> **Labeled box records**:
□ □ □ □
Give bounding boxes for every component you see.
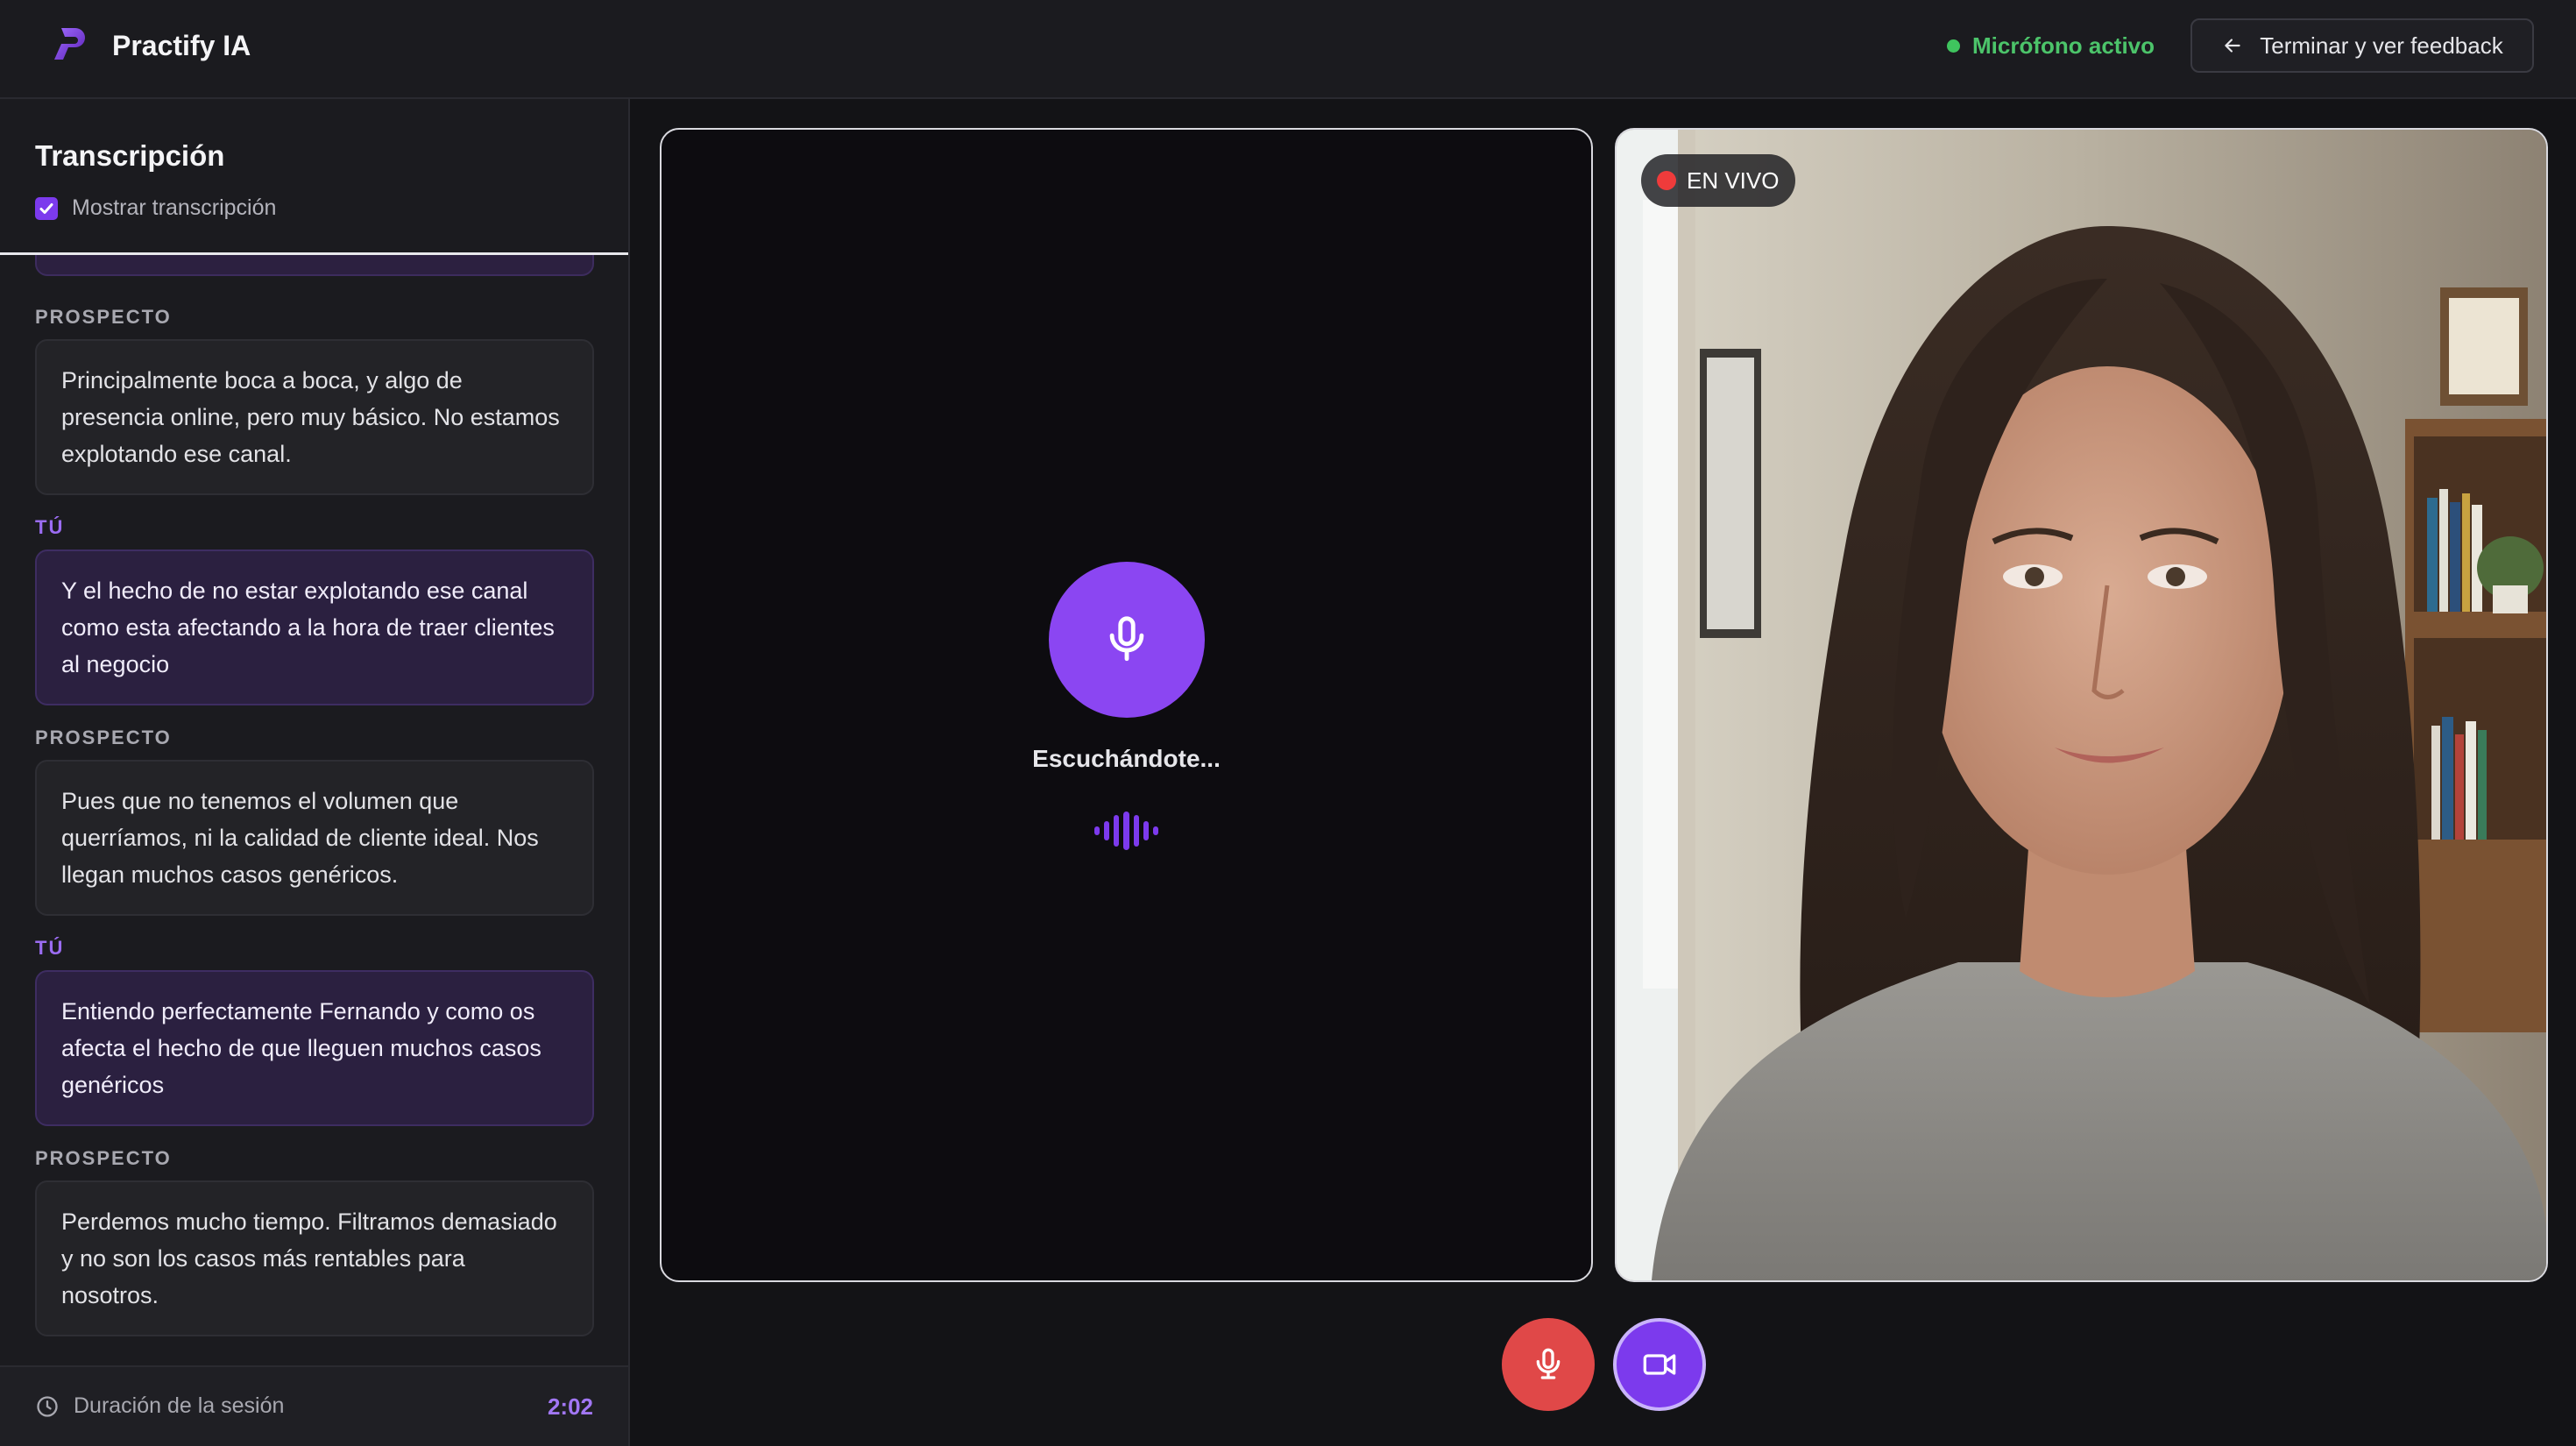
- listening-status: Escuchándote...: [1032, 745, 1221, 772]
- live-label: EN VIVO: [1687, 167, 1780, 194]
- duration-label-group: Duración de la sesión: [35, 1393, 284, 1419]
- show-transcript-label: Mostrar transcripción: [72, 195, 277, 220]
- message-bubble-partial: [35, 255, 594, 276]
- transcript-title: Transcripción: [35, 139, 225, 172]
- checkbox-checked-icon[interactable]: [35, 196, 58, 220]
- duration-value: 2:02: [547, 1393, 593, 1420]
- duration-label: Duración de la sesión: [74, 1393, 285, 1418]
- end-and-feedback-button[interactable]: Terminar y ver feedback: [2190, 18, 2534, 73]
- message-role: TÚ: [35, 937, 65, 959]
- microphone-icon: [1536, 1348, 1560, 1379]
- transcript-message: PROSPECTO Perdemos mucho tiempo. Filtram…: [35, 1147, 594, 1336]
- transcript-message: PROSPECTO Pues que no tenemos el volumen…: [35, 727, 594, 916]
- message-role: PROSPECTO: [35, 1147, 172, 1169]
- agent-mic-indicator: [1049, 562, 1205, 718]
- call-stage: Escuchándote... EN VIVO: [630, 99, 2576, 1446]
- session-duration-bar: Duración de la sesión 2:02: [0, 1365, 628, 1446]
- transcript-message: TÚ Entiendo perfectamente Fernando y com…: [35, 937, 594, 1126]
- practify-logo-icon: [54, 28, 85, 60]
- message-role: PROSPECTO: [35, 727, 172, 748]
- audio-wave-icon: [1094, 812, 1158, 850]
- video-camera-icon: [1643, 1354, 1676, 1375]
- message-role: PROSPECTO: [35, 306, 172, 328]
- agent-panel: Escuchándote...: [660, 128, 1593, 1282]
- transcript-sidebar: Transcripción Mostrar transcripción PROS…: [0, 99, 630, 1446]
- show-transcript-toggle[interactable]: Mostrar transcripción: [35, 195, 276, 221]
- microphone-icon: [1109, 616, 1144, 662]
- recording-dot-icon: [1657, 171, 1676, 190]
- arrow-left-icon: [2225, 39, 2240, 53]
- mic-status-indicator: Micrófono activo: [1947, 28, 2155, 63]
- prospect-video-image: [1617, 130, 2546, 1280]
- message-text: Entiendo perfectamente Fernando y como o…: [35, 970, 594, 1126]
- toggle-camera-button[interactable]: [1613, 1318, 1706, 1411]
- transcript-header: Transcripción Mostrar transcripción: [0, 99, 628, 255]
- message-role: TÚ: [35, 516, 65, 538]
- mic-status-label: Micrófono activo: [1972, 32, 2155, 59]
- end-button-label: Terminar y ver feedback: [2260, 32, 2503, 59]
- live-badge: EN VIVO: [1641, 154, 1795, 207]
- clock-icon: [37, 1395, 58, 1417]
- top-bar: Practify IA Micrófono activo Terminar y …: [0, 0, 2576, 99]
- app-title: Practify IA: [112, 30, 251, 61]
- transcript-message: TÚ Y el hecho de no estar explotando ese…: [35, 516, 594, 705]
- transcript-list[interactable]: PROSPECTO Principalmente boca a boca, y …: [0, 255, 628, 1446]
- message-text: Perdemos mucho tiempo. Filtramos demasia…: [35, 1180, 594, 1336]
- prospect-video-feed: EN VIVO: [1615, 128, 2548, 1282]
- message-text: Pues que no tenemos el volumen que querr…: [35, 760, 594, 916]
- message-text: Principalmente boca a boca, y algo de pr…: [35, 339, 594, 495]
- toggle-microphone-button[interactable]: [1502, 1318, 1595, 1411]
- transcript-message: PROSPECTO Principalmente boca a boca, y …: [35, 306, 594, 495]
- status-dot-icon: [1947, 39, 1960, 53]
- message-text: Y el hecho de no estar explotando ese ca…: [35, 549, 594, 705]
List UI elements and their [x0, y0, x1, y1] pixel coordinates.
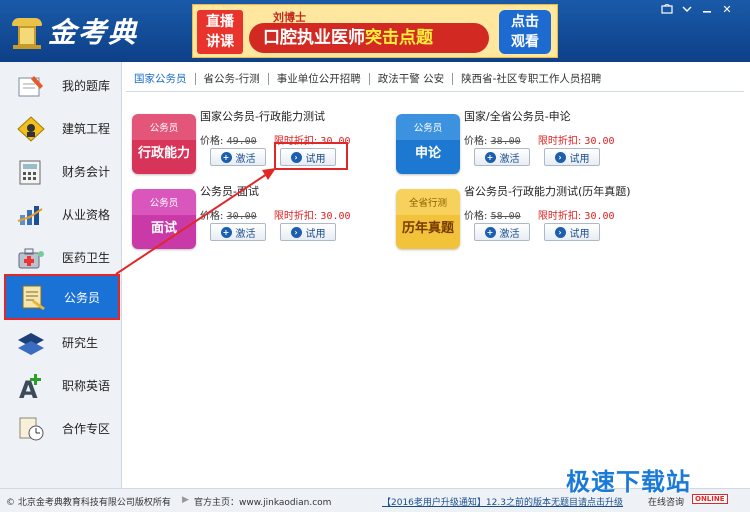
annotation-arrow-icon [115, 168, 276, 275]
copyright-text: © 北京金考典教育科技有限公司版权所有 [6, 498, 171, 508]
online-badge[interactable]: ONLINE [692, 494, 728, 504]
homepage-link[interactable]: 官方主页：www.jinkaodian.com [194, 495, 331, 508]
site-watermark: 极速下载站 [566, 468, 691, 496]
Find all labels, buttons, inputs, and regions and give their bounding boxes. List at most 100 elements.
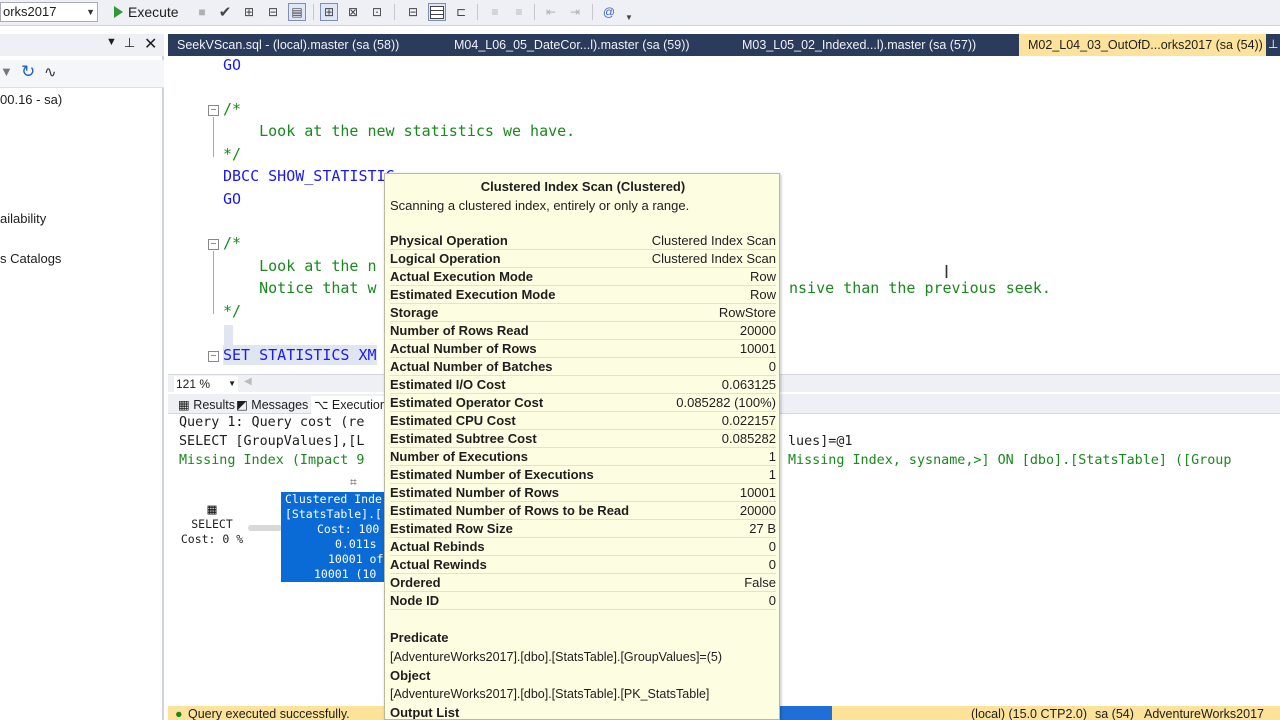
tab-outofdate[interactable]: M02_L04_03_OutOfD...orks2017 (sa (54)) [1019,34,1266,56]
property-value: Clustered Index Scan [651,251,776,266]
missing-index-line[interactable]: Missing Index (Impact 9 [179,453,364,468]
property-value: 0 [768,593,776,608]
collapse-icon[interactable]: − [208,105,219,116]
panel-menu-icon[interactable]: ▼ [106,36,117,48]
property-value: 10001 [739,485,776,500]
tab-pin-icon[interactable]: ⊥ [1268,37,1278,51]
results-to-grid-icon[interactable] [428,3,446,21]
tooltip-property-row: Node ID 0 [390,592,776,610]
select-node-cost: Cost: 0 % [180,532,244,546]
messages-icon: ◩ [236,398,248,412]
tooltip-property-row: Estimated Row Size 27 B [390,520,776,538]
missing-index-tail[interactable]: Missing Index, sysname,>] ON [dbo].[Stat… [788,453,1231,468]
object-value: [AdventureWorks2017].[dbo].[StatsTable].… [390,687,710,701]
code-line: SET STATISTICS XM [223,345,377,365]
pin-icon[interactable]: ⊥ [124,35,135,51]
property-value: 10001 [739,341,776,356]
code-line: nsive than the previous seek. [789,279,1051,297]
object-explorer-toolbar: ▼ ↻ ∿ [0,60,164,88]
property-value: 1 [768,467,776,482]
database-selector[interactable]: orks2017 ▼ [0,2,98,22]
close-icon[interactable]: ✕ [144,34,157,54]
main-toolbar: orks2017 ▼ Execute ■ ✔ ⊞ ⊟ ▤ ⊞ ⊠ ⊡ ⊟ ⊏ ≡… [0,0,1280,26]
scan-node-line: 10001 (10 [314,567,377,581]
execute-button[interactable]: Execute [114,2,179,22]
tooltip-property-row: Number of Executions 1 [390,448,776,466]
property-name: Storage [390,305,439,320]
select-node-label: SELECT [191,517,233,531]
property-name: Estimated Row Size [390,521,513,536]
tab-results[interactable]: ▦ Results [178,396,235,414]
code-line: /* [223,234,242,252]
play-icon [114,6,123,18]
specify-values-icon[interactable]: @ [600,3,618,21]
execute-label: Execute [128,4,179,20]
scan-operator-icon: ⌗ [350,475,357,489]
tooltip-property-row: Estimated I/O Cost 0.063125 [390,376,776,394]
decrease-indent-icon[interactable]: ⇤ [542,3,560,21]
collapse-icon[interactable]: − [208,351,219,362]
tooltip-property-row: Ordered False [390,574,776,592]
property-value: 20000 [739,503,776,518]
tree-item-availability[interactable]: ailability [0,211,46,226]
tab-datecor[interactable]: M04_L06_05_DateCor...l).master (sa (59)) [445,34,733,56]
live-stats-icon[interactable]: ⊞ [320,3,338,21]
filter-icon[interactable]: ▼ [0,64,13,79]
tab-indexed[interactable]: M03_L05_02_Indexed...l).master (sa (57)) [733,34,1019,56]
tab-seekvscan[interactable]: SeekVScan.sql - (local).master (sa (58)) [168,34,445,56]
tooltip-property-row: Estimated Number of Rows 10001 [390,484,776,502]
property-value: 0 [768,557,776,572]
predicate-label: Predicate [390,630,449,645]
query-text-tail: lues]=@1 [788,434,853,449]
display-plan-icon[interactable]: ⊞ [240,3,258,21]
text-cursor-icon: I [944,262,950,282]
results-to-text-icon[interactable]: ⊟ [404,3,422,21]
status-database: AdventureWorks2017 [1144,707,1264,720]
increase-indent-icon[interactable]: ⇥ [566,3,584,21]
query-designer-icon[interactable]: ⊟ [264,3,282,21]
client-stats-icon[interactable]: ⊠ [344,3,362,21]
tree-item-server[interactable]: 00.16 - sa) [0,92,62,107]
collapse-icon[interactable]: − [208,239,219,250]
uncomment-icon[interactable]: ≡ [510,3,528,21]
include-plan-icon[interactable]: ▤ [288,3,306,21]
clustered-index-scan-node[interactable]: Clustered Inde [StatsTable].[ Cost: 100 … [281,492,387,582]
parse-check-icon[interactable]: ✔ [216,3,234,21]
output-list-label: Output List [390,705,460,720]
comment-icon[interactable]: ≡ [486,3,504,21]
zoom-selector[interactable]: 121 % ▼ [174,376,238,392]
property-value: 0.022157 [721,413,776,428]
results-to-file-icon[interactable]: ⊏ [452,3,470,21]
property-value: 1 [768,449,776,464]
predicate-value: [AdventureWorks2017].[dbo].[StatsTable].… [390,650,723,664]
property-name: Number of Executions [390,449,528,464]
toolbar-overflow-icon[interactable]: ▼ [620,8,638,26]
tooltip-property-row: Number of Rows Read 20000 [390,322,776,340]
property-value: 0.085282 [721,431,776,446]
tooltip-property-row: Estimated Number of Executions 1 [390,466,776,484]
property-name: Logical Operation [390,251,501,266]
select-plan-node[interactable]: ▦ SELECT Cost: 0 % [180,502,244,547]
tooltip-property-row: Estimated Operator Cost 0.085282 (100%) [390,394,776,412]
property-name: Actual Number of Rows [390,341,537,356]
property-value: 20000 [739,323,776,338]
code-line: Notice that w [223,279,377,297]
query-text-line: SELECT [GroupValues],[L [179,434,365,449]
tooltip-property-row: Actual Number of Batches 0 [390,358,776,376]
fold-guide [213,251,214,314]
code-line: /* [223,100,242,118]
code-line: GO [223,56,242,74]
tree-item-catalogs[interactable]: s Catalogs [0,251,61,266]
toolbar-separator [534,4,535,20]
stop-icon[interactable]: ■ [193,3,211,21]
property-name: Number of Rows Read [390,323,529,338]
scroll-left-icon[interactable]: ◀ [244,376,252,387]
property-name: Ordered [390,575,441,590]
operator-tooltip: Clustered Index Scan (Clustered) Scannin… [384,173,780,720]
activity-monitor-icon[interactable]: ∿ [44,63,57,81]
property-value: 0.063125 [721,377,776,392]
property-name: Estimated I/O Cost [390,377,506,392]
tab-messages[interactable]: ◩ Messages [236,396,308,414]
results-text-icon[interactable]: ⊡ [368,3,386,21]
refresh-icon[interactable]: ↻ [21,62,35,82]
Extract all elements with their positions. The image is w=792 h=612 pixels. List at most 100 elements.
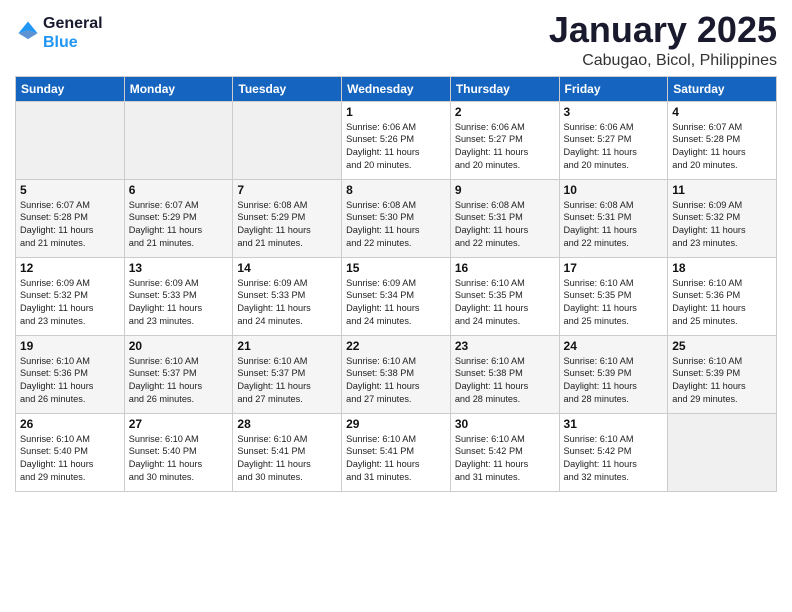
□ □ □ □
Rewrite the data lines starting at the one containing "- listening-status: Escuchándote...: [1032, 745, 1221, 772]" and ending at the one containing "- transcript-title: Transcripción: [35, 139, 225, 172]", changing "transcript-title" to "transcript-heading" and leaving everything else as it is. Return only those lines.

- listening-status: Escuchándote...: [1032, 745, 1221, 772]
- live-label: EN VIVO: [1687, 167, 1780, 194]
- duration-label-group: Duración de la sesión: [35, 1393, 284, 1419]
- show-transcript-label: Mostrar transcripción: [72, 195, 277, 220]
- message-bubble-partial: [35, 255, 594, 276]
- transcript-heading: Transcripción: [35, 139, 225, 172]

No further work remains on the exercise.